**WHAT IS NEEDED**
Show every line containing "auſſi" by copying it.

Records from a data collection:
# # # # #

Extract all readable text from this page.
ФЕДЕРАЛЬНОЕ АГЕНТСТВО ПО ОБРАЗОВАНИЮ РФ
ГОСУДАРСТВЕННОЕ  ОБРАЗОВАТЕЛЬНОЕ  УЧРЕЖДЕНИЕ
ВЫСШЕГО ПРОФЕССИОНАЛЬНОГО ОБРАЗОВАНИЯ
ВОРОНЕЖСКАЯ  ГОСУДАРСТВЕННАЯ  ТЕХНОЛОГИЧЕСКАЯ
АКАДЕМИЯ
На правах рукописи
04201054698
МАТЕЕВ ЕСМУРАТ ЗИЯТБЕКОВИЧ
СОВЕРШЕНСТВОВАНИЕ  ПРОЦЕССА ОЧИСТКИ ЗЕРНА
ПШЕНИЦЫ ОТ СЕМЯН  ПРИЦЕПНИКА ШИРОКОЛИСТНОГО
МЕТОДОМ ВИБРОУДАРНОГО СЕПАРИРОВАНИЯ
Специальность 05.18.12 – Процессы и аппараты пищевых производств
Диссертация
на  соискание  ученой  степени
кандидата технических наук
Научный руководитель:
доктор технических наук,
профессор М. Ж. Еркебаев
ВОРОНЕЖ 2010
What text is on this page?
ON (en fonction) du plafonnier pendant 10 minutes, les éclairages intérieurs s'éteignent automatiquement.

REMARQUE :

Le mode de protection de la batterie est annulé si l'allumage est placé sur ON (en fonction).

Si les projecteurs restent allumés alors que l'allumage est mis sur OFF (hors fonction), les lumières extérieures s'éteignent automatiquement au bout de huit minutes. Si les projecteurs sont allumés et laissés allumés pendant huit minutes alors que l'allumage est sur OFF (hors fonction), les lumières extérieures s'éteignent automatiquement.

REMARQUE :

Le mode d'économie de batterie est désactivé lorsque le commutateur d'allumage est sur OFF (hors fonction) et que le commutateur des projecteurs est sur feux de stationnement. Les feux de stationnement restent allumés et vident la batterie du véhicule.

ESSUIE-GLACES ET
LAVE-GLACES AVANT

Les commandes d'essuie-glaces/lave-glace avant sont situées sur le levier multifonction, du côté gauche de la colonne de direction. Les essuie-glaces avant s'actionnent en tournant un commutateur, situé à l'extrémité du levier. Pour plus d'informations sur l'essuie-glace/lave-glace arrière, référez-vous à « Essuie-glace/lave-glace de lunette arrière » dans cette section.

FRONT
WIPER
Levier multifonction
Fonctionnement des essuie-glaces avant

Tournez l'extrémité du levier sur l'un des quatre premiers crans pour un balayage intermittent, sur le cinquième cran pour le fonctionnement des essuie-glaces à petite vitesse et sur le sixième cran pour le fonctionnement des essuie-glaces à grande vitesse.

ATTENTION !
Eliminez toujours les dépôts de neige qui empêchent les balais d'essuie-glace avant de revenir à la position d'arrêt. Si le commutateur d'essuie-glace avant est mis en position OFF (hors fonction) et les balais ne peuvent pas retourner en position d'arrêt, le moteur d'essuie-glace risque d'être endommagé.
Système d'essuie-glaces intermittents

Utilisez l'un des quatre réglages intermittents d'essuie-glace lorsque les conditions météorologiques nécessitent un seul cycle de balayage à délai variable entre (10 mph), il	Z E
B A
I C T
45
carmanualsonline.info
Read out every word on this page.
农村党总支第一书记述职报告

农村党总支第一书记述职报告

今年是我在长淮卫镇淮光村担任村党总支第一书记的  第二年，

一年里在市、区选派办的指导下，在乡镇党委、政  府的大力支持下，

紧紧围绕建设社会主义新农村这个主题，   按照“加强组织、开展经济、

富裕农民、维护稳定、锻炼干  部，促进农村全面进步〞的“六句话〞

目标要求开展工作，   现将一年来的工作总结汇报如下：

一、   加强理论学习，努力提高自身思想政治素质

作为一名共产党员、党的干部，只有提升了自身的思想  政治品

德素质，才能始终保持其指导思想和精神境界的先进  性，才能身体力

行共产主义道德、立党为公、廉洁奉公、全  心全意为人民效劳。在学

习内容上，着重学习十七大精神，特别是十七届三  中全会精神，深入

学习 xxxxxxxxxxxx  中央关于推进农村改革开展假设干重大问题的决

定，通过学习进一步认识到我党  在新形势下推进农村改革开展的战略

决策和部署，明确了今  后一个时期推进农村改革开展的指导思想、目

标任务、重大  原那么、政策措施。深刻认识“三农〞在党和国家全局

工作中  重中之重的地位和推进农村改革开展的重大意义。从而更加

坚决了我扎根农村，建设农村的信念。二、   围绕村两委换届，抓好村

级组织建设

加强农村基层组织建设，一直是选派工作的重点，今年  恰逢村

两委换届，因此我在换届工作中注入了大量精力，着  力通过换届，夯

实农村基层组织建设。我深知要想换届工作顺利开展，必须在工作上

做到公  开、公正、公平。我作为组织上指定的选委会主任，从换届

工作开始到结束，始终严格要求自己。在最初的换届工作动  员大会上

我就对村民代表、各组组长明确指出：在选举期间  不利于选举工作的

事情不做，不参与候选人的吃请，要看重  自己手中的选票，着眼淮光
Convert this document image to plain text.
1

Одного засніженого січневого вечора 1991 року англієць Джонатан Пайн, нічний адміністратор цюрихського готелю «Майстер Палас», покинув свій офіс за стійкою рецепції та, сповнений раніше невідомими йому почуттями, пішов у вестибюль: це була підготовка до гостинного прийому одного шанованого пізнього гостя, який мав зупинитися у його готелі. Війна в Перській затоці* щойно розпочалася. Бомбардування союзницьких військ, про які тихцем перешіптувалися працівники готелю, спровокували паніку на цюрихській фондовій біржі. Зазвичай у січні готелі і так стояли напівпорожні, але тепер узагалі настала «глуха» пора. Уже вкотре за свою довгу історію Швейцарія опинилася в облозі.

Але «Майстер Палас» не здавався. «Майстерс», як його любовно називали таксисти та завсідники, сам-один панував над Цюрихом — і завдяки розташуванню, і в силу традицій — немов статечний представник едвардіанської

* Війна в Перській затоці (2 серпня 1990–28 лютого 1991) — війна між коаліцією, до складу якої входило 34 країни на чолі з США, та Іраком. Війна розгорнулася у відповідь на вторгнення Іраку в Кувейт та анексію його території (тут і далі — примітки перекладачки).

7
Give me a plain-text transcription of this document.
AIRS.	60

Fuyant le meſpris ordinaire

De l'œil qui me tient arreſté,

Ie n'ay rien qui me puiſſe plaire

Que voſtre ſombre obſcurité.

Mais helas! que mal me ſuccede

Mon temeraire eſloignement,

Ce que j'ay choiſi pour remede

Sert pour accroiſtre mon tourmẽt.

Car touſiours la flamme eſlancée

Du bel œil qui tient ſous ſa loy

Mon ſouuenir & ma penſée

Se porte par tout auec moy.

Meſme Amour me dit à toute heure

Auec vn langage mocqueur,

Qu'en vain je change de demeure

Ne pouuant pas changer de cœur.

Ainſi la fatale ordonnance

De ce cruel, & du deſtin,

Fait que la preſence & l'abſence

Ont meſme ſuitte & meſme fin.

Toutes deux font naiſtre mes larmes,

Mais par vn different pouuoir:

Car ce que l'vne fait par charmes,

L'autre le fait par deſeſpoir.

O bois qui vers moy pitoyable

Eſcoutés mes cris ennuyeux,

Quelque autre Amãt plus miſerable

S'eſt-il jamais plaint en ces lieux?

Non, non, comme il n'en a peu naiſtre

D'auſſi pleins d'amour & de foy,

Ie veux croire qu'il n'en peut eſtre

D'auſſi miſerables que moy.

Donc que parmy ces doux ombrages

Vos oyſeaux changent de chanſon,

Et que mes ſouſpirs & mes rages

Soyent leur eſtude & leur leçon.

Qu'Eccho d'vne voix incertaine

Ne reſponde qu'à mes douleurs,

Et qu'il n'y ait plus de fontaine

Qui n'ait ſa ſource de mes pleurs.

# # # # #

**SOLUTION FOR THIS PROBLEM**
D'auſſi pleins d'amour & de foy,
D'auſſi miſerables que moy.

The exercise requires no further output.